THE PROBLEM :: Only a number is wanted: how many lines in the records below contain "data"?

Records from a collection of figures
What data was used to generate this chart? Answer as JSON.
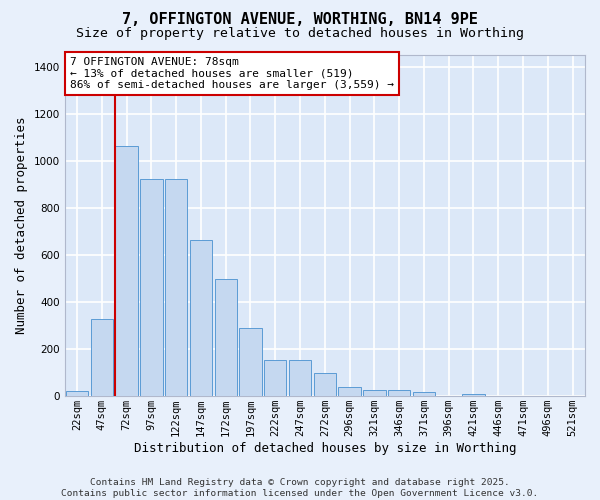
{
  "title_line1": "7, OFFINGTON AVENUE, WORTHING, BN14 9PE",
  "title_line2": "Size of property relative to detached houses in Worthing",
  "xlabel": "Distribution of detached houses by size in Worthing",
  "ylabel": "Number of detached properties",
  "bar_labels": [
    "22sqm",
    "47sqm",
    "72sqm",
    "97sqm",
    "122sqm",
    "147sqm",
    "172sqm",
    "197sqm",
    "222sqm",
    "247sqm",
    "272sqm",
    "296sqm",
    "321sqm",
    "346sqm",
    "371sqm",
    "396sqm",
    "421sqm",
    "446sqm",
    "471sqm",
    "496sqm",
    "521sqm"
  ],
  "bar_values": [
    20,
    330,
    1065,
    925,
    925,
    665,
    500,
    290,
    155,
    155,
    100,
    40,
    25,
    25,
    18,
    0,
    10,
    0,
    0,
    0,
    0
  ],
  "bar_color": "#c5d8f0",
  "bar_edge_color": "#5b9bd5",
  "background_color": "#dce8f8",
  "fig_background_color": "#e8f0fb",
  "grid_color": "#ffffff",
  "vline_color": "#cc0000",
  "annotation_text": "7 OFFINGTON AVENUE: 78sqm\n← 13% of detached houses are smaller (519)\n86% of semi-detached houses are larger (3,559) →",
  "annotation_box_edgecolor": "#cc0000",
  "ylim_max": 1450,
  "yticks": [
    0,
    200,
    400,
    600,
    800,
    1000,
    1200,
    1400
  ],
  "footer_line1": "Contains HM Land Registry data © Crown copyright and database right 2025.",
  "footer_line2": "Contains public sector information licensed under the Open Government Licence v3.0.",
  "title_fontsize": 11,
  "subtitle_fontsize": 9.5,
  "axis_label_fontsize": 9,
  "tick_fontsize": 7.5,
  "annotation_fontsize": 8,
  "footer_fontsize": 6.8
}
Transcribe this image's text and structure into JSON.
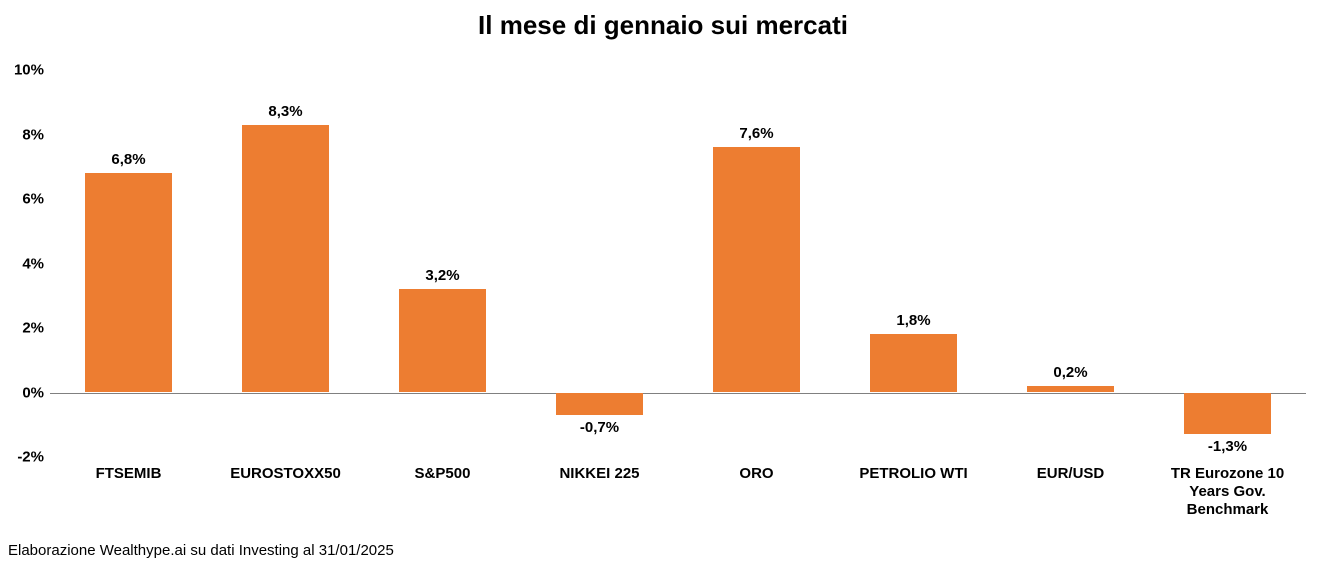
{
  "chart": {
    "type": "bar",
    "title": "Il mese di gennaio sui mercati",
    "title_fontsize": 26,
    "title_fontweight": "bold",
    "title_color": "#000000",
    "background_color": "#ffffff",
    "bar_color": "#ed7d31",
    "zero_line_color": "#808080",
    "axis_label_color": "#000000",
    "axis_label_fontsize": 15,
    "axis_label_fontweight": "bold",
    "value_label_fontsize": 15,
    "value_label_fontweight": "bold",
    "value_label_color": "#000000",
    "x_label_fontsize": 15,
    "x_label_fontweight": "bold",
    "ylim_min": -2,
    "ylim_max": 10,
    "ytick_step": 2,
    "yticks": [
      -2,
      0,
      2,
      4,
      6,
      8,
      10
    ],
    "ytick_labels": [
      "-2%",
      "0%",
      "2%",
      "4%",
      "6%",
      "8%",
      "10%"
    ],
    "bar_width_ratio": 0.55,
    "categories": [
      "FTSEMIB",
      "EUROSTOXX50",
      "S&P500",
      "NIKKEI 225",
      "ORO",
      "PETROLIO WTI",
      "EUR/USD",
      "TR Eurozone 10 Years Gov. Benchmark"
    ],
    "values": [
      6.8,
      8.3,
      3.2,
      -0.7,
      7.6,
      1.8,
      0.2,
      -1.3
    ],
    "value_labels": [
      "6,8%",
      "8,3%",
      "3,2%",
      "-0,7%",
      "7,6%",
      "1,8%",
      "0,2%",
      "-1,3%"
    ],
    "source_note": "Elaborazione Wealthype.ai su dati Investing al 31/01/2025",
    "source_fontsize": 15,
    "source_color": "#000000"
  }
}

SOLVED EXERCISE :: 2